===== Data for processing =====
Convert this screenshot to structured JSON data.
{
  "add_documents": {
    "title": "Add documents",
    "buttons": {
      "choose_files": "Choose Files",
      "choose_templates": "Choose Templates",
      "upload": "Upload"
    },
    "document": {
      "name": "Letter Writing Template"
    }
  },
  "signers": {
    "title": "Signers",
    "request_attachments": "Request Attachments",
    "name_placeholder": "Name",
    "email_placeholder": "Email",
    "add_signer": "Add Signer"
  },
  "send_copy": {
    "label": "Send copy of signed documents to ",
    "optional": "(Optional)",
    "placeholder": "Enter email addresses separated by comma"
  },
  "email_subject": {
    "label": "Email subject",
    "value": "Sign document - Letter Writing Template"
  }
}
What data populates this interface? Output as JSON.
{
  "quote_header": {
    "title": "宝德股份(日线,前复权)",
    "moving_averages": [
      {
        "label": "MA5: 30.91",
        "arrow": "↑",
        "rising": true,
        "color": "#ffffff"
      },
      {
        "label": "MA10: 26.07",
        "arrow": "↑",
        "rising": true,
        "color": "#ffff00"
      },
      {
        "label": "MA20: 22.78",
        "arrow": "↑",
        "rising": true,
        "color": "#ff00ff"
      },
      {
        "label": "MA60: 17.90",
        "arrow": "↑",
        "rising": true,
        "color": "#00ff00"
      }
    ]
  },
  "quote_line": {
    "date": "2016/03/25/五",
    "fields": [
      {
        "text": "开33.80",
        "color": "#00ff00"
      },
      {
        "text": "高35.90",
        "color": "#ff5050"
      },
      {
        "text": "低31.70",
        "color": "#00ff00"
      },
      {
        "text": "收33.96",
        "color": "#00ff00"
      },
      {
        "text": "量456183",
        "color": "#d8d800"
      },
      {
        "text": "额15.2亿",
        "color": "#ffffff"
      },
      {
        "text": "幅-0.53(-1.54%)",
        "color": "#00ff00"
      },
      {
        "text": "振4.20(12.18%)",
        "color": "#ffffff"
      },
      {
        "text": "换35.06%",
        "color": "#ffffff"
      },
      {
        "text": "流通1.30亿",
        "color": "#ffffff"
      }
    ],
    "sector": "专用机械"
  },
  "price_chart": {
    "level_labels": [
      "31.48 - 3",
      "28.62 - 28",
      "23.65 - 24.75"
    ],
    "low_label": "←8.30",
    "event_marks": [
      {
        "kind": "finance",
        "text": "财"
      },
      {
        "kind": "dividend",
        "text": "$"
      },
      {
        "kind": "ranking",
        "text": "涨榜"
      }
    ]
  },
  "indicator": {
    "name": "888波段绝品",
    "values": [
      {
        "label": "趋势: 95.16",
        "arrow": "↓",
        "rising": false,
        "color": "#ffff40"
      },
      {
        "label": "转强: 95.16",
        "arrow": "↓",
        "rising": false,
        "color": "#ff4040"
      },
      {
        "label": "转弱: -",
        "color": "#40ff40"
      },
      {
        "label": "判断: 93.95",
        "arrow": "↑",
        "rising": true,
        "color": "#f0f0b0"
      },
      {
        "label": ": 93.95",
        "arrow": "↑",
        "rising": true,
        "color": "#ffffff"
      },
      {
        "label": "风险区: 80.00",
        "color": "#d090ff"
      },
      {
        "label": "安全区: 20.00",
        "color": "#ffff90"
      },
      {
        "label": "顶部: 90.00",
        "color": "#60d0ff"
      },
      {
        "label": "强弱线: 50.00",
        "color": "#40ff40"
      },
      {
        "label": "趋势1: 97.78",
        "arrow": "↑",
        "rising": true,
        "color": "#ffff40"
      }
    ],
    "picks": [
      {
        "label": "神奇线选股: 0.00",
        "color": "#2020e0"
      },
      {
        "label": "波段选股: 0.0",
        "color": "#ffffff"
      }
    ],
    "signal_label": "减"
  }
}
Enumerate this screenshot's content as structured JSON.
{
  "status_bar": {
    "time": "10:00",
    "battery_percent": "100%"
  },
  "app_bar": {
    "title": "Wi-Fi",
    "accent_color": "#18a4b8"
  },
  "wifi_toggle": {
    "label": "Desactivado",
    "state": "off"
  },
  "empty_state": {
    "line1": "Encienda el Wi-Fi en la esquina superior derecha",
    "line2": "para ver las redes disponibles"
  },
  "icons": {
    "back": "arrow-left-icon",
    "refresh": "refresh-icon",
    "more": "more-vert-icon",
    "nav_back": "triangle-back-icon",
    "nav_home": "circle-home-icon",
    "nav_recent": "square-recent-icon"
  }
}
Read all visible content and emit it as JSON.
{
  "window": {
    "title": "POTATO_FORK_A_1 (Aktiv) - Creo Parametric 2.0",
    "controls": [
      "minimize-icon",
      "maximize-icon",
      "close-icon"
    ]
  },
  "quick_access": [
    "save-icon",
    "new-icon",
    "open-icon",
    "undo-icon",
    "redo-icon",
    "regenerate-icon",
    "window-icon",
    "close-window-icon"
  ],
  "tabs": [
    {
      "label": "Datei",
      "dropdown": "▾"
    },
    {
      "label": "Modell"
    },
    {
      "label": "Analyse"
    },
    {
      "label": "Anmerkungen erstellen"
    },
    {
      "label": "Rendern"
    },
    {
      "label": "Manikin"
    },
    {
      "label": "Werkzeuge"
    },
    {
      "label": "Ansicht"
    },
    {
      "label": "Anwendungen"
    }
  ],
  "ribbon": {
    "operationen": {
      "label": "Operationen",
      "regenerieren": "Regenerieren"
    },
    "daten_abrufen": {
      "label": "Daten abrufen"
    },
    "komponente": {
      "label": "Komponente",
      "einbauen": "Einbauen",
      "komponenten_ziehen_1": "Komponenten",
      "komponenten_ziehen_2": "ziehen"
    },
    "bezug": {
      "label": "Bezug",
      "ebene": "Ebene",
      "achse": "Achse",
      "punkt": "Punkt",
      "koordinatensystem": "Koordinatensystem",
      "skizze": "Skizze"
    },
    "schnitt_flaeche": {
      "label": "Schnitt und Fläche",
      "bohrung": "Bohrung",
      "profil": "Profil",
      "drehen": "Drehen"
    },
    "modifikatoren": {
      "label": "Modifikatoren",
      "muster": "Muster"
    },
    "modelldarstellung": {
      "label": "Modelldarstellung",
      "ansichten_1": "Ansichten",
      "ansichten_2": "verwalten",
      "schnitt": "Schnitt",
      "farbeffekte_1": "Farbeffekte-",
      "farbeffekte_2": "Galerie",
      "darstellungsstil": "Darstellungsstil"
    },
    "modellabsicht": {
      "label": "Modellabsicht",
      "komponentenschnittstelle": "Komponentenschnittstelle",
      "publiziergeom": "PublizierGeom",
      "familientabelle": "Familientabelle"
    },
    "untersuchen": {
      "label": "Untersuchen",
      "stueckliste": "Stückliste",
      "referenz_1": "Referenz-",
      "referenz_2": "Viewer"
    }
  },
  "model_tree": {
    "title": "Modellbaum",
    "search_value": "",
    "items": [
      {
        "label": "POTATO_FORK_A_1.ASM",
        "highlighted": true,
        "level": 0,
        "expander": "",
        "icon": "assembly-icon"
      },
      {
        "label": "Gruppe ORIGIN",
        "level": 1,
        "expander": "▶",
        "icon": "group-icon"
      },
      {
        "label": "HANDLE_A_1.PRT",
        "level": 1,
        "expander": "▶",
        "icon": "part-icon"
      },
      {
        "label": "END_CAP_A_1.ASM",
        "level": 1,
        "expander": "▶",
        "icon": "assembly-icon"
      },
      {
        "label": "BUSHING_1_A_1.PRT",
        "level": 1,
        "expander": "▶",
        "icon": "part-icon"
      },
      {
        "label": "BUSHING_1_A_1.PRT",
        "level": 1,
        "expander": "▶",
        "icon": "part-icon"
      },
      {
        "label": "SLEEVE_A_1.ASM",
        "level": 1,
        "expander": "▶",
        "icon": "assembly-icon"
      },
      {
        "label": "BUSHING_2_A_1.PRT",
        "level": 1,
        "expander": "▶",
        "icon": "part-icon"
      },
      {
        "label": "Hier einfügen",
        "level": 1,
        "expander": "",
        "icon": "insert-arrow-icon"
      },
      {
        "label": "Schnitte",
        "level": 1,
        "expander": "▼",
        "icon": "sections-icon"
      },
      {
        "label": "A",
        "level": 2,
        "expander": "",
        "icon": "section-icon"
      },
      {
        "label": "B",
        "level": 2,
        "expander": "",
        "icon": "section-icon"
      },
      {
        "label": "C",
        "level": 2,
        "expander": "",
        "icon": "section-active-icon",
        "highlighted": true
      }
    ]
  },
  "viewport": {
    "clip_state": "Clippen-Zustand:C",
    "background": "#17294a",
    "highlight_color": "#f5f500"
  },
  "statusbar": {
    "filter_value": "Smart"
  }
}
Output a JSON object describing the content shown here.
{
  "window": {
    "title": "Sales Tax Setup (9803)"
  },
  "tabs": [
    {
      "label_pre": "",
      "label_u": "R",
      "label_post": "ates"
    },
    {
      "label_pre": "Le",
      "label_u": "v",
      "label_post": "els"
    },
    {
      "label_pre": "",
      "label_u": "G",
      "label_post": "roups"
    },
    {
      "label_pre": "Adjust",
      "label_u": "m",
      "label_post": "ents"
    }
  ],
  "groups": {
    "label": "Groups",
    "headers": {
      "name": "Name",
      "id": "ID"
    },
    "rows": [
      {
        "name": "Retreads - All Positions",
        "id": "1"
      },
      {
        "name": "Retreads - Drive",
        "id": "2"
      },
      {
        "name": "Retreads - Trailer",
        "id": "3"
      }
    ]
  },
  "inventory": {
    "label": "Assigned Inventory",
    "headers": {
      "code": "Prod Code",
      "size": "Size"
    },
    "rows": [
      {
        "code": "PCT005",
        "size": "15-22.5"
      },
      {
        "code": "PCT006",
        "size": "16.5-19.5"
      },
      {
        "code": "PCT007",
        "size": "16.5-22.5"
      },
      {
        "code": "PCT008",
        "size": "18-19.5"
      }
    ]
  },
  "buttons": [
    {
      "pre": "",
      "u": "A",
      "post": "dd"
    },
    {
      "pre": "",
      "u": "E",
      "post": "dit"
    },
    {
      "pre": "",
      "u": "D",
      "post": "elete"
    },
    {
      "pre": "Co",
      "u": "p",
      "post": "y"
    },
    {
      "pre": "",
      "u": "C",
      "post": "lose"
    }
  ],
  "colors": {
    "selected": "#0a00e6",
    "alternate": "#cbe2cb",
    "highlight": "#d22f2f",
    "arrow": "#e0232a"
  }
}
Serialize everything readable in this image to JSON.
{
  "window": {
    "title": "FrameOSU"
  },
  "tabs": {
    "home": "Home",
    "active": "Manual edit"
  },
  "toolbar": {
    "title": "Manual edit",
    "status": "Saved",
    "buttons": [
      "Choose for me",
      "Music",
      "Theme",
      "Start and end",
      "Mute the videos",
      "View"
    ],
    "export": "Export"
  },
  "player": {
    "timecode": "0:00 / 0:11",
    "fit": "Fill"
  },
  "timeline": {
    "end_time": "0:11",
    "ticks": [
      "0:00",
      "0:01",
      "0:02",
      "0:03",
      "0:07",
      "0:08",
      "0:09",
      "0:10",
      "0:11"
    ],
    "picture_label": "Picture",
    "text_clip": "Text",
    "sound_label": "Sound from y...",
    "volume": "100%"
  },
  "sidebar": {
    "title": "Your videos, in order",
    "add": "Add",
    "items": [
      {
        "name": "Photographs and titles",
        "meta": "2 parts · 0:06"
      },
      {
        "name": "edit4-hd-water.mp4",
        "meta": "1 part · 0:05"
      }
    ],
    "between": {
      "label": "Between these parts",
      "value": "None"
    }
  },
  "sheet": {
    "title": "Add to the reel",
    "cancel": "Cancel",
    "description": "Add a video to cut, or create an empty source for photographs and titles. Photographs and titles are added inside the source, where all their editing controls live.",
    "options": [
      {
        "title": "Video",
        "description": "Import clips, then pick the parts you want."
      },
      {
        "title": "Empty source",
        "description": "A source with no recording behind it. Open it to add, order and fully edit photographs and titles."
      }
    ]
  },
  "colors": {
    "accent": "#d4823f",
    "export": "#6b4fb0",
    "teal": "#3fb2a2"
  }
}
=====
Indicate how many lines of the material contain the string "highlighted", giving the number and nothing more.

2